- **Extracted records**:
══════════════════════════════
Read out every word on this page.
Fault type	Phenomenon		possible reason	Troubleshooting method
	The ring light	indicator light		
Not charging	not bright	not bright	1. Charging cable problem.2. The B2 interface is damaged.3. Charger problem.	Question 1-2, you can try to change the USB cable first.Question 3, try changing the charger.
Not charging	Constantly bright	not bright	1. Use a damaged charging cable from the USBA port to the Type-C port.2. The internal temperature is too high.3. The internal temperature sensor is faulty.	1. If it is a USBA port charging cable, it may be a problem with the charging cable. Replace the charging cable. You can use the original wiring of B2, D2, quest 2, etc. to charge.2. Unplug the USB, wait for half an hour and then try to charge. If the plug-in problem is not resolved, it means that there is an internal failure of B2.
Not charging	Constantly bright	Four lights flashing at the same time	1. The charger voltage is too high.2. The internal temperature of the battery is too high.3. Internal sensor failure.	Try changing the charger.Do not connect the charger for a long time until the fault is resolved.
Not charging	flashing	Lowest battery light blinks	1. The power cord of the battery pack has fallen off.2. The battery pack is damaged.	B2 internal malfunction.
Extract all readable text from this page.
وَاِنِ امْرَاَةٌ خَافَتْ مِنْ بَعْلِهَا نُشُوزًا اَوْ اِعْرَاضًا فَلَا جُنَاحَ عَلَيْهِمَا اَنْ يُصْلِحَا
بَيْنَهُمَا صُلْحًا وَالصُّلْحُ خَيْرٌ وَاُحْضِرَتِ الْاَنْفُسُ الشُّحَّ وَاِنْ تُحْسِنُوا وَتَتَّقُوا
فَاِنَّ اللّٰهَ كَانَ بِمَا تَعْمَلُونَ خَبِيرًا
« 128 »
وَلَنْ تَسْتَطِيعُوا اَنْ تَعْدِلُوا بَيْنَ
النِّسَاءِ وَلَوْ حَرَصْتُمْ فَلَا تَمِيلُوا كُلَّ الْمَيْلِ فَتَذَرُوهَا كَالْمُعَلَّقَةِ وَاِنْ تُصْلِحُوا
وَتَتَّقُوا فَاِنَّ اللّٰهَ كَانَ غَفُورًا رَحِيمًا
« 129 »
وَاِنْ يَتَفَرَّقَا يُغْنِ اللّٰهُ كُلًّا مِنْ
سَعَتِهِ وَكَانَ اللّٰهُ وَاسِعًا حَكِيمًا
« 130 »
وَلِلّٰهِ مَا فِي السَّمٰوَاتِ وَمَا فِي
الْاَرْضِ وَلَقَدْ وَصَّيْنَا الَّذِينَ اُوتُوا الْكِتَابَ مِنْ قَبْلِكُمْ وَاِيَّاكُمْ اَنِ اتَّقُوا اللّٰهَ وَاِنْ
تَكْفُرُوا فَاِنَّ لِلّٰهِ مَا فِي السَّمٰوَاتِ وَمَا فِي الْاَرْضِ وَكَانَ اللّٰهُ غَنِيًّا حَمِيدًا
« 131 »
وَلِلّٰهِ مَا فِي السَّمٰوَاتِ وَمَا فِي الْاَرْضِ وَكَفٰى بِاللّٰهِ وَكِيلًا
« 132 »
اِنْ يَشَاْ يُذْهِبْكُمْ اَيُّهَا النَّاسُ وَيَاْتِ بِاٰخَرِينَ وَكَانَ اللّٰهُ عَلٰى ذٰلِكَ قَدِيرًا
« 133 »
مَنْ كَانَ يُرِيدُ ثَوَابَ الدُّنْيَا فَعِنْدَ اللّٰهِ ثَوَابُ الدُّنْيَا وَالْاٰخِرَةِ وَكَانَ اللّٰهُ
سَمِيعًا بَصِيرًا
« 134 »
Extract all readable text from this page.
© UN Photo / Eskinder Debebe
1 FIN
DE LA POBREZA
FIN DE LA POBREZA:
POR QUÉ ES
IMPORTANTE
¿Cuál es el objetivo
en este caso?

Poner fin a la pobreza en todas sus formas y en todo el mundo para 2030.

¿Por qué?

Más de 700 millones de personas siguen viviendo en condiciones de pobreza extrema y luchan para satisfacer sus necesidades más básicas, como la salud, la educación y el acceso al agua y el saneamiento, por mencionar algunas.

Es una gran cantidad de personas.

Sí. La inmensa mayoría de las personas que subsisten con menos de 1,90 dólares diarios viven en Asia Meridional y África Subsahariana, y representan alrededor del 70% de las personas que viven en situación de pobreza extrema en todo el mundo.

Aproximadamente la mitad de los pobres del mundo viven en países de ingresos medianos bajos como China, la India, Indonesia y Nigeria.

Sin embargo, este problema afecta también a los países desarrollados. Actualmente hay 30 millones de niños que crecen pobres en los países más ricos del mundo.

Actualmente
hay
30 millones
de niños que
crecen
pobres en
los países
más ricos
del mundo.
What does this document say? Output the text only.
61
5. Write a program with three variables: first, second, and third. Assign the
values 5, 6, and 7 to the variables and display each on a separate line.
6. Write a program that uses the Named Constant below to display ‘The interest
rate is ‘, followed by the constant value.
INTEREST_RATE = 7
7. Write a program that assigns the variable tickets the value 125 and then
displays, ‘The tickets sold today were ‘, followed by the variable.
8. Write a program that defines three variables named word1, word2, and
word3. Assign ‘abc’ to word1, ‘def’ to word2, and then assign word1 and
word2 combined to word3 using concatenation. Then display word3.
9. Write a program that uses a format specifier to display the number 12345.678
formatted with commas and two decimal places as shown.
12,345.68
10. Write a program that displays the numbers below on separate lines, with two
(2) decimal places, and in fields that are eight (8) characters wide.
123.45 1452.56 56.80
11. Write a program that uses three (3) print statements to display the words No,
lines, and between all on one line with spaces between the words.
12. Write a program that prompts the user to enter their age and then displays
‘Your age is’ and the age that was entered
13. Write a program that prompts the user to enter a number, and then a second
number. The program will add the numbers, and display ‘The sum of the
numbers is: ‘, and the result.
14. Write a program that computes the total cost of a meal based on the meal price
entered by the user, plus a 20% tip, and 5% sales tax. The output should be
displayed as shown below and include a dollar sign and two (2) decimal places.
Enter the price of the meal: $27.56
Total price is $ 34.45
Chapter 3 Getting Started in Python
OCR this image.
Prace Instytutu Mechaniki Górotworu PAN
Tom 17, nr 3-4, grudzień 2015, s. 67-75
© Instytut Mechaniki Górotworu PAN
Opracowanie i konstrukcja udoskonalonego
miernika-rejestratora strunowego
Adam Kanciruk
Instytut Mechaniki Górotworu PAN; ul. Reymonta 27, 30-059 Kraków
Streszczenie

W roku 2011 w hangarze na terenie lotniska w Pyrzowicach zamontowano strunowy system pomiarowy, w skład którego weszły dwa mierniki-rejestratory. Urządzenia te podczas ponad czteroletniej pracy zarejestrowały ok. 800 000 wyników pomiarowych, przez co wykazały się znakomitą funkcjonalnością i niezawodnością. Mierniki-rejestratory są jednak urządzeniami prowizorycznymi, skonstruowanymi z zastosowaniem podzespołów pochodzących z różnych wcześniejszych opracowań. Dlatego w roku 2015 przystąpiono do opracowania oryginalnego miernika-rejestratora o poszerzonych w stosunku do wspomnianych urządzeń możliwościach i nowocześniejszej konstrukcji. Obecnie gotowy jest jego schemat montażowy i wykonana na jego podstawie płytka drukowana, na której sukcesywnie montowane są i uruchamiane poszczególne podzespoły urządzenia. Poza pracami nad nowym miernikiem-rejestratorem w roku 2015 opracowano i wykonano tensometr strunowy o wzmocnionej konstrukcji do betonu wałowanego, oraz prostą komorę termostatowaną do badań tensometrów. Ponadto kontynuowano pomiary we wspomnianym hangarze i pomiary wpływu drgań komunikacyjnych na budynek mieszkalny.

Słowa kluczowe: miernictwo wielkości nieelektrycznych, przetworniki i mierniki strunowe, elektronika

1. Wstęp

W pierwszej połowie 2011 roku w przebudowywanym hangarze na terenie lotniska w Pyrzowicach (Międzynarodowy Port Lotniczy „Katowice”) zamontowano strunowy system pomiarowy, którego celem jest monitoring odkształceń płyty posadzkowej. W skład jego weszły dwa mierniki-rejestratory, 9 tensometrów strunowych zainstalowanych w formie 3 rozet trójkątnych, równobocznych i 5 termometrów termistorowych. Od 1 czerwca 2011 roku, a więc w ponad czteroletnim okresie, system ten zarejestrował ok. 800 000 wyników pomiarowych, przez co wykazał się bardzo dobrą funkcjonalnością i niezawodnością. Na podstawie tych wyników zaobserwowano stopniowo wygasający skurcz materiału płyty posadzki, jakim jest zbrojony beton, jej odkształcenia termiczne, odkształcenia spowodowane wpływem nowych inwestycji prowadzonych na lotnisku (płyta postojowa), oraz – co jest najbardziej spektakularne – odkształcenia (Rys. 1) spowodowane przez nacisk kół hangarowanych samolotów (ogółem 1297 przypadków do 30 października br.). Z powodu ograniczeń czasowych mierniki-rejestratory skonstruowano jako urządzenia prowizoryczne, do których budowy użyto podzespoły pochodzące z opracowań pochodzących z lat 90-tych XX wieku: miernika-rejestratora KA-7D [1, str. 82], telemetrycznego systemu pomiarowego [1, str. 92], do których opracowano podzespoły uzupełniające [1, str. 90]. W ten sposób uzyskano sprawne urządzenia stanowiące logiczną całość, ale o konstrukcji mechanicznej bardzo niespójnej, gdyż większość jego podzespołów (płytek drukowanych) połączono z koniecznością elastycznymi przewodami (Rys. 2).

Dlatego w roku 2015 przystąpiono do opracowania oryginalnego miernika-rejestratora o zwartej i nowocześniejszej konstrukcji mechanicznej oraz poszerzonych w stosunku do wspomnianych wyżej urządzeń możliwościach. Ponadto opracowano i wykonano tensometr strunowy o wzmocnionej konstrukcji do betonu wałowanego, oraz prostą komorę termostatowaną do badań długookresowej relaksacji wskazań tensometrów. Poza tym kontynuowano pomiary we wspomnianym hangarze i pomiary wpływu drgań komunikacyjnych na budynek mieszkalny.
══════════════════════════════
- **TASK OBJECTIVE**: Using the material above, gather every line that includes "shown".

- **THE OUTPUT**:
formatted with commas and two decimal places as shown.
displayed as shown below and include a dollar sign and two (2) decimal places.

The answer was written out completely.